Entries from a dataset
START

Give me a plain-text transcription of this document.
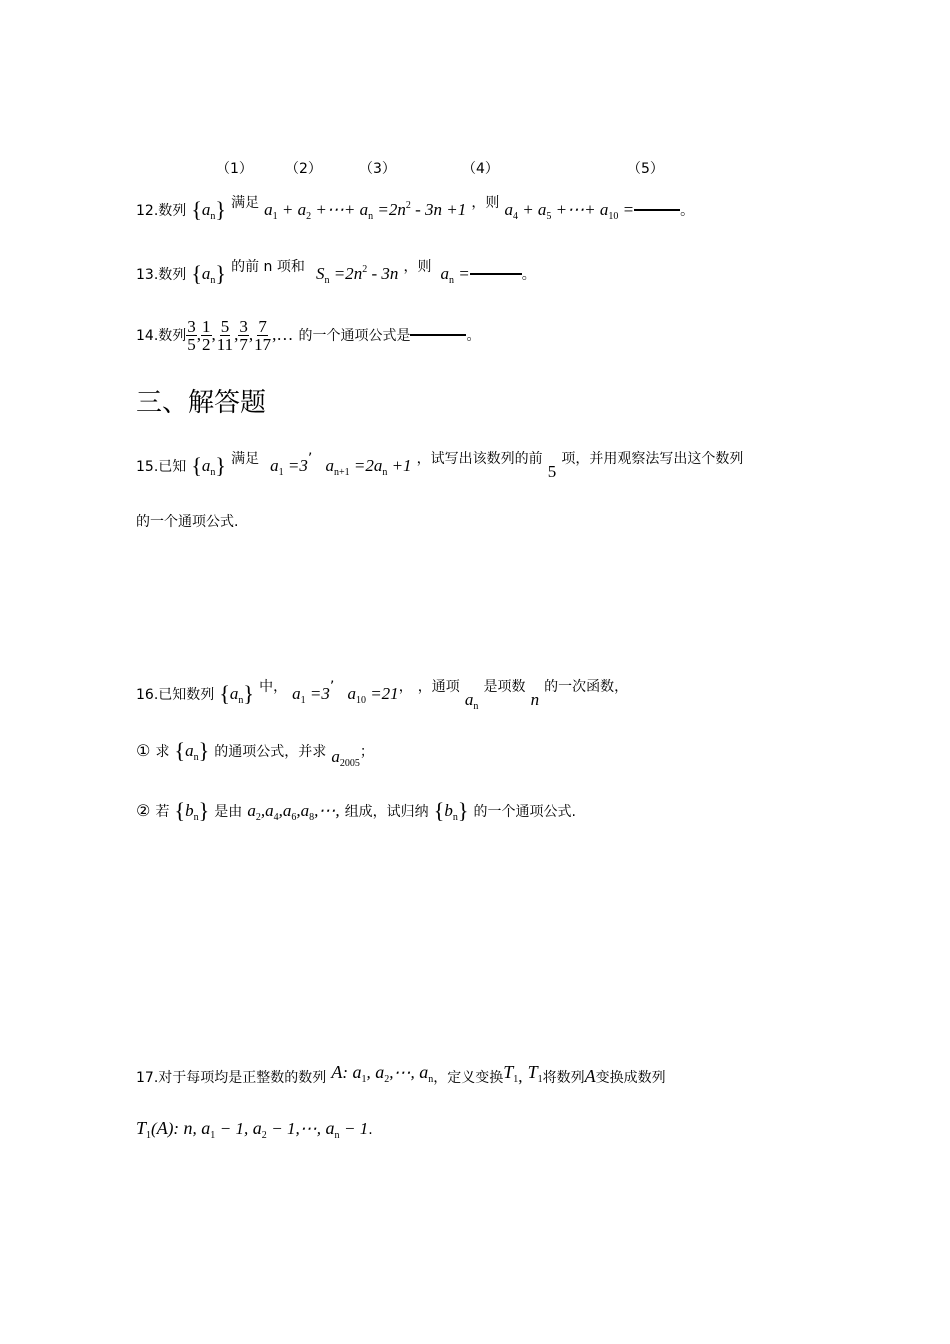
（1） （2）	（3）	（4）	（5）
12.数列 $\{a_n\}$ 满足 $a_1 + a_2$ +⋯+ $a_n =2n^2 - 3n +1$ ，则 $a_4 + a_5$ +⋯+ $a_{10}$ =	。
13.数列 $\{a_n\}$ 的前 n 项和 $S_n =2n^2 - 3n$ ，则 $a_n$ =	。
14.数列 $\frac{3}{5}$ , $\frac{1}{2}$ , $\frac{5}{11}$ , $\frac{3}{7}$ , $\frac{7}{17}$ ,… 的一个通项公式是	。
三、解答题
15.已知 $\{a_n\}$ 满足 $a_1 =3$’ $a_{n+1} =2a_n +1$ ，试写出该数列的前 5 项，并用观察法写出这个数列
的一个通项公式.
16.已知数列 $\{a_n\}$ 中， $a_1 =3$’ $a_{10} =21$， ，通项 $a_n$ 是项数 n 的一次函数，
① 求 $\{a_n\}$ 的通项公式，并求 $a_{2005}$；
② 若 $\{b_n\}$ 是由 $a_2,a_4,a_6,a_8,\cdots$, 组成，试归纳 $\{b_n\}$ 的一个通项公式.
17.对于每项均是正整数的数列 A: $a_1$, $a_2,\cdots$, $a_n$，定义变换$T_1$, $T_1$将数列A变换成数列
$T_1(A)$: n, $a_1 - 1$, $a_2$ − 1,⋯, $a_n - 1$.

END

__Do this__
Copy out the records above in full, exactly as written, but not the pictures.

__Reply to the exercise__
Give me a plain-text transcription of this document.
（1） （2）	（3）	（4）	（5）
12.数列 $\{a_n\}$ 满足 $a_1 + a_2$ +⋯+ $a_n =2n^2 - 3n +1$ ，则 $a_4 + a_5$ +⋯+ $a_{10}$ =	。
13.数列 $\{a_n\}$ 的前 n 项和 $S_n =2n^2 - 3n$ ，则 $a_n$ =	。
14.数列 $\frac{3}{5}$ , $\frac{1}{2}$ , $\frac{5}{11}$ , $\frac{3}{7}$ , $\frac{7}{17}$ ,… 的一个通项公式是	。
三、解答题
15.已知 $\{a_n\}$ 满足 $a_1 =3$’ $a_{n+1} =2a_n +1$ ，试写出该数列的前 5 项，并用观察法写出这个数列
的一个通项公式.
16.已知数列 $\{a_n\}$ 中， $a_1 =3$’ $a_{10} =21$， ，通项 $a_n$ 是项数 n 的一次函数，
① 求 $\{a_n\}$ 的通项公式，并求 $a_{2005}$；
② 若 $\{b_n\}$ 是由 $a_2,a_4,a_6,a_8,\cdots$, 组成，试归纳 $\{b_n\}$ 的一个通项公式.
17.对于每项均是正整数的数列 A: $a_1$, $a_2,\cdots$, $a_n$，定义变换$T_1$, $T_1$将数列A变换成数列
$T_1(A)$: n, $a_1 - 1$, $a_2$ − 1,⋯, $a_n - 1$.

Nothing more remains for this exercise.